§ **YOUR TASKS**
[A] Translate into Spanish this sentence from the Flink on Kubernetes thread: "Reasoning is that our state has a 1 day TTL and updating our code without state will have to restart this from scratch."
[B] Answer these questions from the Flink on Kubernetes thread:
(i) How long is the TTL on the poster's state?
(ii) Which Flink version did the poster upgrade to?
(iii) According to hasun@zendesk, when do they always make a savepoint?

§ **EXCERPTED TEXT**
begin
You are viewing a plain text version of this content. The canonical link for it is here.

Posted to user@flink.apache.org by Matt Magsombol <ra...@gmail.com> on 2020/06/10 12:48:50 UTC

Running Kubernetes on Flink with Savepoint

We're currently using this template: https://github.com/docker-flink/examples/tree/master/helm/flink for running kubernetes flink for running a job specific cluster ( with a nit of specifying the class as the main runner for the cluster ).


How would I go about setting up adding savepoints, so that we can edit our currently existing running jobs to add pipes to the flink job without having to restart our state? Reasoning is that our state has a 1 day TTL and updating our code without state will have to restart this from scratch.

Through documentation, I see that I'd need to run some sort of command. This is not possible to be consistent if we're using the helm charts specified in the link.

I see this email thread talking about a certain problem with savepoints + kubernetes but doesn't quite specify how to set this up with helm: https://lists.apache.org/thread.html/4299518f4da2810aa88fe6b21f841880b619f3f8ac264084a318c034%40%3Cuser.flink.apache.org%3E


According to hasun@zendesk from that thread, they mention that "We always make a savepoint before we shutdown the job-cluster. So the savepoint is always the latest. When we fix a bug or change the job graph, it can resume well."

This is the exact use case that I'm looking to appease. Other than specifying configs, are there any other additional parameters that I'd need to add within helm to specify that it needs to take in the latest savepoint upon starting?

Re: Running Kubernetes on Flink with Savepoint

Posted by Matt Magsombol <ra...@gmail.com>.

Yeah, our set up is a bit out dated ( since flink 1.7-ish ) but we're effectively just using helm templates...when upgrading to 1.10, I just ended up looking at diffs and change logs for changes...
Anyways, thanks, I was hoping that flink has a community supported way of doing this, but I think I know what to do internally

On 2020/06/15 15:11:32, Robert Metzger <rm...@apache.org> wrote: 
> Hi Matt,
> 
> sorry for the late reply. Why are you using the "flink-docker" helm example
> instead of
> https://ci.apache.org/projects/flink/flink-docs-master/ops/deployment/kubernetes.html
>  or
> https://ci.apache.org/projects/flink/flink-docs-master/ops/deployment/native_kubernetes.html
>  ?
end
[Dataset entries]
begin
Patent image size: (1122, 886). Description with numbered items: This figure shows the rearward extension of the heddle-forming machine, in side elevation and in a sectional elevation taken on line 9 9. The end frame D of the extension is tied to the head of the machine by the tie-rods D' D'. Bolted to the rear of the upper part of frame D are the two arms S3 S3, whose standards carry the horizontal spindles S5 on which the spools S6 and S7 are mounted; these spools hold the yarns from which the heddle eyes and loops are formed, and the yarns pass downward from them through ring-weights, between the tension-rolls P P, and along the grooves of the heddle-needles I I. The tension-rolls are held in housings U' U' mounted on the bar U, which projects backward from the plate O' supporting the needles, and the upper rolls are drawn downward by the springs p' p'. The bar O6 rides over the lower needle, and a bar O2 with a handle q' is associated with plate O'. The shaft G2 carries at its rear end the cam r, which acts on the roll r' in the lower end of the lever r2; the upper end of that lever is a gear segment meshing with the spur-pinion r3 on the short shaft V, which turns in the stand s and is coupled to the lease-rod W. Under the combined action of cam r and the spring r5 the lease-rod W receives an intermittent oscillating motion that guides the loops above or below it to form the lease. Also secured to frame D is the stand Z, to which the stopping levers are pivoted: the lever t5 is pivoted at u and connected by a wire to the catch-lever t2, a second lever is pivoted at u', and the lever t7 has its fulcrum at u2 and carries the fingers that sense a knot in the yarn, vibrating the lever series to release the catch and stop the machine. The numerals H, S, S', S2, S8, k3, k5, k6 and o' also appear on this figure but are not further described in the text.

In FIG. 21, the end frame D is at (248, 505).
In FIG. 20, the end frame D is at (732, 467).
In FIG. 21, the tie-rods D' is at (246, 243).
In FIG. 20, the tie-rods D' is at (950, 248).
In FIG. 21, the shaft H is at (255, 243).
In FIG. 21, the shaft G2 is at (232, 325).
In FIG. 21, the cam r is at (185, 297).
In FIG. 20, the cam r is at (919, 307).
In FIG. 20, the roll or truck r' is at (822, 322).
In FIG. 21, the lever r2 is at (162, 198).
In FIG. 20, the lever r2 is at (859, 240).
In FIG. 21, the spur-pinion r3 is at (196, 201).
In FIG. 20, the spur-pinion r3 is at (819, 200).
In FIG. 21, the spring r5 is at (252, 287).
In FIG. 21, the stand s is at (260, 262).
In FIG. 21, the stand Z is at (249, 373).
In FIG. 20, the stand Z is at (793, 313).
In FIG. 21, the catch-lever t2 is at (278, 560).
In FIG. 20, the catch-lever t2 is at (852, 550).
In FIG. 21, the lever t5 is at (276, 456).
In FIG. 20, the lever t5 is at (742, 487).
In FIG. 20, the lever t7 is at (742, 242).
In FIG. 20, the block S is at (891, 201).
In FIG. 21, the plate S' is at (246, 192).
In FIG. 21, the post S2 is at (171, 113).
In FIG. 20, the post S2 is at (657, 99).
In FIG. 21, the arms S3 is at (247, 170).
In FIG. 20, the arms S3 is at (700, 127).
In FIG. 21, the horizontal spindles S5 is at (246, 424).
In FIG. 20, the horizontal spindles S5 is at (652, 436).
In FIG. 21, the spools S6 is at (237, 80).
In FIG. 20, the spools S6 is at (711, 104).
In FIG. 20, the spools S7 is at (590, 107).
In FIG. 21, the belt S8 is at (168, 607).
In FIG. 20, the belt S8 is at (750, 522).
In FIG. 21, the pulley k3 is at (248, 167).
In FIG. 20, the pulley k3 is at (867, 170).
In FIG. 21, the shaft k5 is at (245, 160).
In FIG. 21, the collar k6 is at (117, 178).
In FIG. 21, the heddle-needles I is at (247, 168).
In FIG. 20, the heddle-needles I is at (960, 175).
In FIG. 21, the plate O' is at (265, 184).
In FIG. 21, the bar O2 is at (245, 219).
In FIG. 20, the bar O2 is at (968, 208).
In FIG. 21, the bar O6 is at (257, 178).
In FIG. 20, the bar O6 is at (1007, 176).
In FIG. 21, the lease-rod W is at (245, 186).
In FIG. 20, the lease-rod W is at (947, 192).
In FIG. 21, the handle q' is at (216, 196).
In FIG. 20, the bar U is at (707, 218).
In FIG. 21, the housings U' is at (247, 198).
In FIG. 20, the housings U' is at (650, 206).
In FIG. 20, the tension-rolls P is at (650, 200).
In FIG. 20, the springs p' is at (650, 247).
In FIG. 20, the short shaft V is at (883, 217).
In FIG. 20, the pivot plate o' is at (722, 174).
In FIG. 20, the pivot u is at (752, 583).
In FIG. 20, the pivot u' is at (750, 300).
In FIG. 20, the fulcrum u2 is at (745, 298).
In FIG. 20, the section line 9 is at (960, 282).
end
§ **ANSWERS TO THE EXERCISES**
[A] La razón es que nuestro estado tiene un TTL de 1 día, y actualizar nuestro código sin el estado obligará a reiniciarlo desde cero.

[B]
(i) 1 day
(ii) 1.10
(iii) Before they shut down the job-cluster